▶ [Stated task] Output the records exactly. Include every line.
===== Data for this task =====
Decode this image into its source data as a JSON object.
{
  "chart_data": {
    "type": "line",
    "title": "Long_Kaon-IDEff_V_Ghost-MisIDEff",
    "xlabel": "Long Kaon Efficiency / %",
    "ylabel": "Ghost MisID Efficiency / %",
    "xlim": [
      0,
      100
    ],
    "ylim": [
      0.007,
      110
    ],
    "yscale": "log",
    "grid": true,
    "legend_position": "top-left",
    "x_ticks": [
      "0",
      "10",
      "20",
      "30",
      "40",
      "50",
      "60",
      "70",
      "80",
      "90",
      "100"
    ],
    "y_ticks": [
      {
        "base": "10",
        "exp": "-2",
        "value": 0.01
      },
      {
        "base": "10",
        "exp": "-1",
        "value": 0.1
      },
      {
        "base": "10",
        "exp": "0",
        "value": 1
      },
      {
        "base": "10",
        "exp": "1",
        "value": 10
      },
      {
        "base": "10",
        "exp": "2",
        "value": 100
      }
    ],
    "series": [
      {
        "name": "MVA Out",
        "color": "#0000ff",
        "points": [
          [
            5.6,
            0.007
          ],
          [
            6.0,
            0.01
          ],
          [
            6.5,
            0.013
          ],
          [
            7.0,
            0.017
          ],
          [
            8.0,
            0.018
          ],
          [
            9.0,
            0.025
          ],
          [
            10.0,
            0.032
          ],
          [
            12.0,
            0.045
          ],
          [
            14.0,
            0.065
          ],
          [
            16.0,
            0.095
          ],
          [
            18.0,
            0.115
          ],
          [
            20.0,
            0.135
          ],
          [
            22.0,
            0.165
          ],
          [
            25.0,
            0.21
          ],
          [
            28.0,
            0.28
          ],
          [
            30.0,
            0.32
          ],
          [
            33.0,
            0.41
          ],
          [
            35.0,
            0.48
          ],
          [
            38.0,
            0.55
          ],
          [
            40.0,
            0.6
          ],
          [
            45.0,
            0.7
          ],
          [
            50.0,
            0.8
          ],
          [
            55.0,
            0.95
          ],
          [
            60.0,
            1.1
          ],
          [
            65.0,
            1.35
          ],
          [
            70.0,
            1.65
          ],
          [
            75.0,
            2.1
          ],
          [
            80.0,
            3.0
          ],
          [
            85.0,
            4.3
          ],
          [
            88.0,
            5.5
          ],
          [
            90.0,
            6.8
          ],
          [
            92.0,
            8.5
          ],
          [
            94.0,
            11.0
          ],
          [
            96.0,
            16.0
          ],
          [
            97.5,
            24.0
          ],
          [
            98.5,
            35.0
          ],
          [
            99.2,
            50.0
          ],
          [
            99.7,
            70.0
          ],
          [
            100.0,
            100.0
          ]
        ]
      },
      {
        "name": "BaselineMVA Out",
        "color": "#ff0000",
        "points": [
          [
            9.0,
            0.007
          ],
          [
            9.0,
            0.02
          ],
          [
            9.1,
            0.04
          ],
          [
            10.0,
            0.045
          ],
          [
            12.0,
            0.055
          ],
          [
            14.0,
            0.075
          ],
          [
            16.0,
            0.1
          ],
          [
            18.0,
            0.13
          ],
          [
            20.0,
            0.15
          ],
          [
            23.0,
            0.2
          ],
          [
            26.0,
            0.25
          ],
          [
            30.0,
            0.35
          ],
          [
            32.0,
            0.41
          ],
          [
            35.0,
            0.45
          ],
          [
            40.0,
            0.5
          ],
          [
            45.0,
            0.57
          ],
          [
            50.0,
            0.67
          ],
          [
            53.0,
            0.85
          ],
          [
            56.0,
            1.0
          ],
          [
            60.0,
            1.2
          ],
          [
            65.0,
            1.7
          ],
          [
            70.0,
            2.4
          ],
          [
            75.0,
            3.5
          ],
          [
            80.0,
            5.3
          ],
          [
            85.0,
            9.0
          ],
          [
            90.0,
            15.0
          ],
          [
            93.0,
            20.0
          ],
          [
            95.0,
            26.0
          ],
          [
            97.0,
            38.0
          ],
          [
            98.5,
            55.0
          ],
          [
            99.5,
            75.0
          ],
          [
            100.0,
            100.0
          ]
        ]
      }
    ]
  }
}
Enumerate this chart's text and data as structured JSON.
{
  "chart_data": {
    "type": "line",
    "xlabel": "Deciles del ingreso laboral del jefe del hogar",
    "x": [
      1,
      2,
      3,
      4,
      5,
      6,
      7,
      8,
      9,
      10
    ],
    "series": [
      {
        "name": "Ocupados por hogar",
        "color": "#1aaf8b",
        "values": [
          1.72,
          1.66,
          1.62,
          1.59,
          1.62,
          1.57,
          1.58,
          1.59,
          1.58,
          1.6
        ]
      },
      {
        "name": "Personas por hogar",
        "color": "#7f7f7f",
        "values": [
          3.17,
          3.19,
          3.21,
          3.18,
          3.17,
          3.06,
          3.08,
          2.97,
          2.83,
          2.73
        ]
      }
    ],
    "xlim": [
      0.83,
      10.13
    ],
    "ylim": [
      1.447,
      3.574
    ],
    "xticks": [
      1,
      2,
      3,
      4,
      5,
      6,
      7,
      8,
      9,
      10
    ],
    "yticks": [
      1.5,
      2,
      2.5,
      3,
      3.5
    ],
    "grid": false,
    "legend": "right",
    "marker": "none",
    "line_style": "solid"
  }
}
=====
▶ [Written answer]
Decode this image into its source data as a JSON object.
{
  "chart_data": {
    "type": "line",
    "title": "Long_Kaon-IDEff_V_Ghost-MisIDEff",
    "xlabel": "Long Kaon Efficiency / %",
    "ylabel": "Ghost MisID Efficiency / %",
    "xlim": [
      0,
      100
    ],
    "ylim": [
      0.007,
      110
    ],
    "yscale": "log",
    "grid": true,
    "legend_position": "top-left",
    "x_ticks": [
      "0",
      "10",
      "20",
      "30",
      "40",
      "50",
      "60",
      "70",
      "80",
      "90",
      "100"
    ],
    "y_ticks": [
      {
        "base": "10",
        "exp": "-2",
        "value": 0.01
      },
      {
        "base": "10",
        "exp": "-1",
        "value": 0.1
      },
      {
        "base": "10",
        "exp": "0",
        "value": 1
      },
      {
        "base": "10",
        "exp": "1",
        "value": 10
      },
      {
        "base": "10",
        "exp": "2",
        "value": 100
      }
    ],
    "series": [
      {
        "name": "MVA Out",
        "color": "#0000ff",
        "points": [
          [
            5.6,
            0.007
          ],
          [
            6.0,
            0.01
          ],
          [
            6.5,
            0.013
          ],
          [
            7.0,
            0.017
          ],
          [
            8.0,
            0.018
          ],
          [
            9.0,
            0.025
          ],
          [
            10.0,
            0.032
          ],
          [
            12.0,
            0.045
          ],
          [
            14.0,
            0.065
          ],
          [
            16.0,
            0.095
          ],
          [
            18.0,
            0.115
          ],
          [
            20.0,
            0.135
          ],
          [
            22.0,
            0.165
          ],
          [
            25.0,
            0.21
          ],
          [
            28.0,
            0.28
          ],
          [
            30.0,
            0.32
          ],
          [
            33.0,
            0.41
          ],
          [
            35.0,
            0.48
          ],
          [
            38.0,
            0.55
          ],
          [
            40.0,
            0.6
          ],
          [
            45.0,
            0.7
          ],
          [
            50.0,
            0.8
          ],
          [
            55.0,
            0.95
          ],
          [
            60.0,
            1.1
          ],
          [
            65.0,
            1.35
          ],
          [
            70.0,
            1.65
          ],
          [
            75.0,
            2.1
          ],
          [
            80.0,
            3.0
          ],
          [
            85.0,
            4.3
          ],
          [
            88.0,
            5.5
          ],
          [
            90.0,
            6.8
          ],
          [
            92.0,
            8.5
          ],
          [
            94.0,
            11.0
          ],
          [
            96.0,
            16.0
          ],
          [
            97.5,
            24.0
          ],
          [
            98.5,
            35.0
          ],
          [
            99.2,
            50.0
          ],
          [
            99.7,
            70.0
          ],
          [
            100.0,
            100.0
          ]
        ]
      },
      {
        "name": "BaselineMVA Out",
        "color": "#ff0000",
        "points": [
          [
            9.0,
            0.007
          ],
          [
            9.0,
            0.02
          ],
          [
            9.1,
            0.04
          ],
          [
            10.0,
            0.045
          ],
          [
            12.0,
            0.055
          ],
          [
            14.0,
            0.075
          ],
          [
            16.0,
            0.1
          ],
          [
            18.0,
            0.13
          ],
          [
            20.0,
            0.15
          ],
          [
            23.0,
            0.2
          ],
          [
            26.0,
            0.25
          ],
          [
            30.0,
            0.35
          ],
          [
            32.0,
            0.41
          ],
          [
            35.0,
            0.45
          ],
          [
            40.0,
            0.5
          ],
          [
            45.0,
            0.57
          ],
          [
            50.0,
            0.67
          ],
          [
            53.0,
            0.85
          ],
          [
            56.0,
            1.0
          ],
          [
            60.0,
            1.2
          ],
          [
            65.0,
            1.7
          ],
          [
            70.0,
            2.4
          ],
          [
            75.0,
            3.5
          ],
          [
            80.0,
            5.3
          ],
          [
            85.0,
            9.0
          ],
          [
            90.0,
            15.0
          ],
          [
            93.0,
            20.0
          ],
          [
            95.0,
            26.0
          ],
          [
            97.0,
            38.0
          ],
          [
            98.5,
            55.0
          ],
          [
            99.5,
            75.0
          ],
          [
            100.0,
            100.0
          ]
        ]
      }
    ]
  }
}
Enumerate this chart's text and data as structured JSON.
{
  "chart_data": {
    "type": "line",
    "xlabel": "Deciles del ingreso laboral del jefe del hogar",
    "x": [
      1,
      2,
      3,
      4,
      5,
      6,
      7,
      8,
      9,
      10
    ],
    "series": [
      {
        "name": "Ocupados por hogar",
        "color": "#1aaf8b",
        "values": [
          1.72,
          1.66,
          1.62,
          1.59,
          1.62,
          1.57,
          1.58,
          1.59,
          1.58,
          1.6
        ]
      },
      {
        "name": "Personas por hogar",
        "color": "#7f7f7f",
        "values": [
          3.17,
          3.19,
          3.21,
          3.18,
          3.17,
          3.06,
          3.08,
          2.97,
          2.83,
          2.73
        ]
      }
    ],
    "xlim": [
      0.83,
      10.13
    ],
    "ylim": [
      1.447,
      3.574
    ],
    "xticks": [
      1,
      2,
      3,
      4,
      5,
      6,
      7,
      8,
      9,
      10
    ],
    "yticks": [
      1.5,
      2,
      2.5,
      3,
      3.5
    ],
    "grid": false,
    "legend": "right",
    "marker": "none",
    "line_style": "solid"
  }
}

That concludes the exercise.